TASK DIRECTIONS:
Give back each entry unchanged, minus pictures.

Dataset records

┌──

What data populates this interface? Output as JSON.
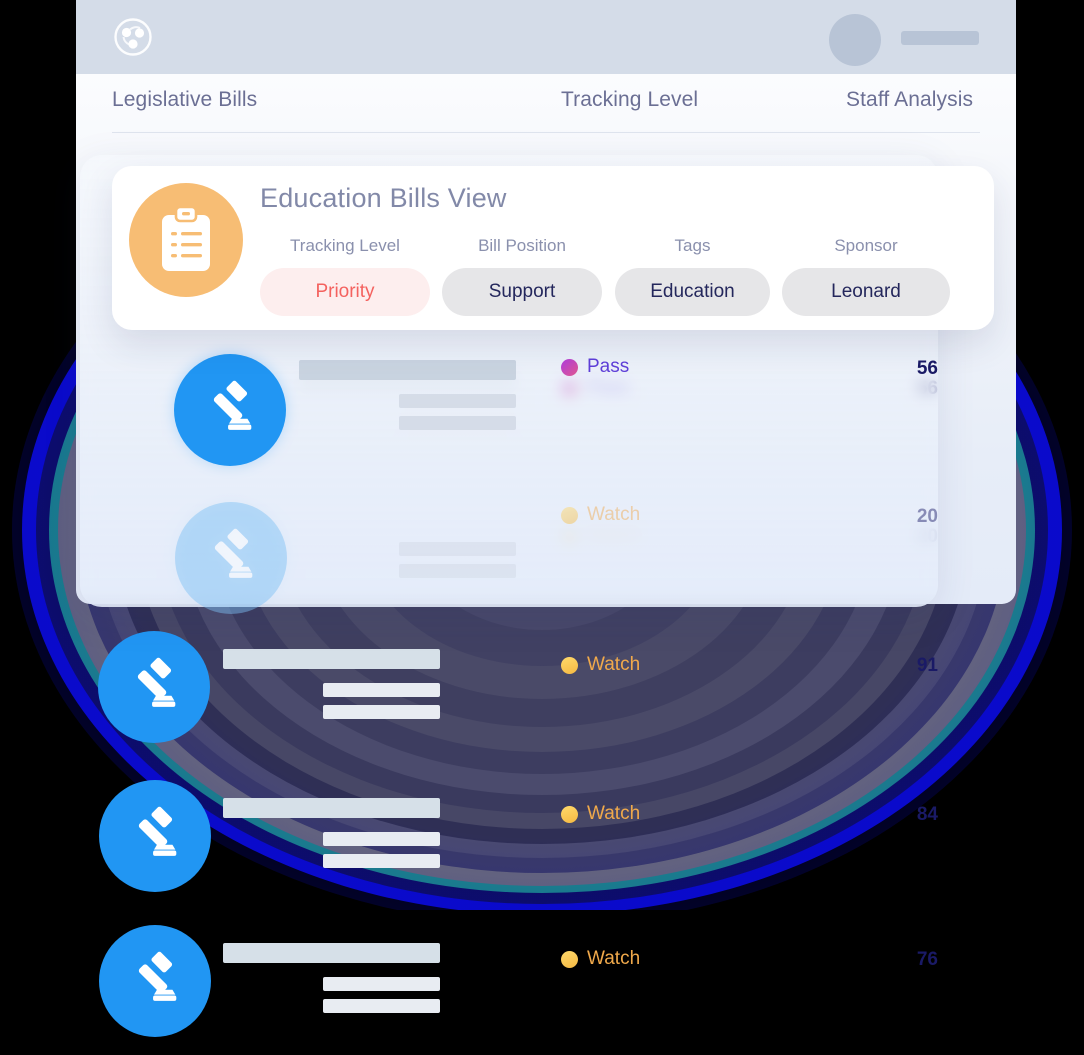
{
  "app": {
    "logo_icon": "collaboration-circle-logo",
    "avatar_icon": "user-avatar-placeholder",
    "username_placeholder": ""
  },
  "table": {
    "columns": [
      {
        "key": "bills",
        "label": "Legislative Bills"
      },
      {
        "key": "tracking",
        "label": "Tracking Level"
      },
      {
        "key": "staff",
        "label": "Staff Analysis"
      }
    ],
    "rows": [
      {
        "icon": "gavel-icon",
        "status_label": "Pass",
        "status_color": "#5f3fd9",
        "dot": "pass",
        "score": "56",
        "faded": false
      },
      {
        "icon": "gavel-icon",
        "status_label": "Watch",
        "status_color": "#f0a94b",
        "dot": "watch",
        "score": "20",
        "faded": true
      },
      {
        "icon": "gavel-icon",
        "status_label": "Watch",
        "status_color": "#f0a94b",
        "dot": "watch",
        "score": "91",
        "faded": false
      },
      {
        "icon": "gavel-icon",
        "status_label": "Watch",
        "status_color": "#f0a94b",
        "dot": "watch",
        "score": "84",
        "faded": false
      },
      {
        "icon": "gavel-icon",
        "status_label": "Watch",
        "status_color": "#f0a94b",
        "dot": "watch",
        "score": "76",
        "faded": false
      }
    ]
  },
  "highlight_card": {
    "title": "Education Bills View",
    "icon": "clipboard-list-icon",
    "icon_bg": "#f7bd74",
    "filters": [
      {
        "label": "Tracking Level",
        "value": "Priority",
        "style": "priority"
      },
      {
        "label": "Bill Position",
        "value": "Support",
        "style": "plain"
      },
      {
        "label": "Tags",
        "value": "Education",
        "style": "plain"
      },
      {
        "label": "Sponsor",
        "value": "Leonard",
        "style": "plain"
      }
    ]
  },
  "colors": {
    "accent_blue": "#2196f3",
    "accent_blue_light": "#7dc0f5",
    "topbar": "#d4dce8",
    "header_text": "#6b6f94",
    "priority_text": "#f4625f",
    "priority_bg": "#fdeeee",
    "chip_bg": "#e6e6e8",
    "chip_text": "#24275c",
    "score_text": "#1a1a66",
    "pass_dot": "#b13fe0",
    "watch_dot": "#f5b942"
  }
}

└──

FINISHED EXERCISE:
What data populates this interface? Output as JSON.
{
  "app": {
    "logo_icon": "collaboration-circle-logo",
    "avatar_icon": "user-avatar-placeholder",
    "username_placeholder": ""
  },
  "table": {
    "columns": [
      {
        "key": "bills",
        "label": "Legislative Bills"
      },
      {
        "key": "tracking",
        "label": "Tracking Level"
      },
      {
        "key": "staff",
        "label": "Staff Analysis"
      }
    ],
    "rows": [
      {
        "icon": "gavel-icon",
        "status_label": "Pass",
        "status_color": "#5f3fd9",
        "dot": "pass",
        "score": "56",
        "faded": false
      },
      {
        "icon": "gavel-icon",
        "status_label": "Watch",
        "status_color": "#f0a94b",
        "dot": "watch",
        "score": "20",
        "faded": true
      },
      {
        "icon": "gavel-icon",
        "status_label": "Watch",
        "status_color": "#f0a94b",
        "dot": "watch",
        "score": "91",
        "faded": false
      },
      {
        "icon": "gavel-icon",
        "status_label": "Watch",
        "status_color": "#f0a94b",
        "dot": "watch",
        "score": "84",
        "faded": false
      },
      {
        "icon": "gavel-icon",
        "status_label": "Watch",
        "status_color": "#f0a94b",
        "dot": "watch",
        "score": "76",
        "faded": false
      }
    ]
  },
  "highlight_card": {
    "title": "Education Bills View",
    "icon": "clipboard-list-icon",
    "icon_bg": "#f7bd74",
    "filters": [
      {
        "label": "Tracking Level",
        "value": "Priority",
        "style": "priority"
      },
      {
        "label": "Bill Position",
        "value": "Support",
        "style": "plain"
      },
      {
        "label": "Tags",
        "value": "Education",
        "style": "plain"
      },
      {
        "label": "Sponsor",
        "value": "Leonard",
        "style": "plain"
      }
    ]
  },
  "colors": {
    "accent_blue": "#2196f3",
    "accent_blue_light": "#7dc0f5",
    "topbar": "#d4dce8",
    "header_text": "#6b6f94",
    "priority_text": "#f4625f",
    "priority_bg": "#fdeeee",
    "chip_bg": "#e6e6e8",
    "chip_text": "#24275c",
    "score_text": "#1a1a66",
    "pass_dot": "#b13fe0",
    "watch_dot": "#f5b942"
  }
}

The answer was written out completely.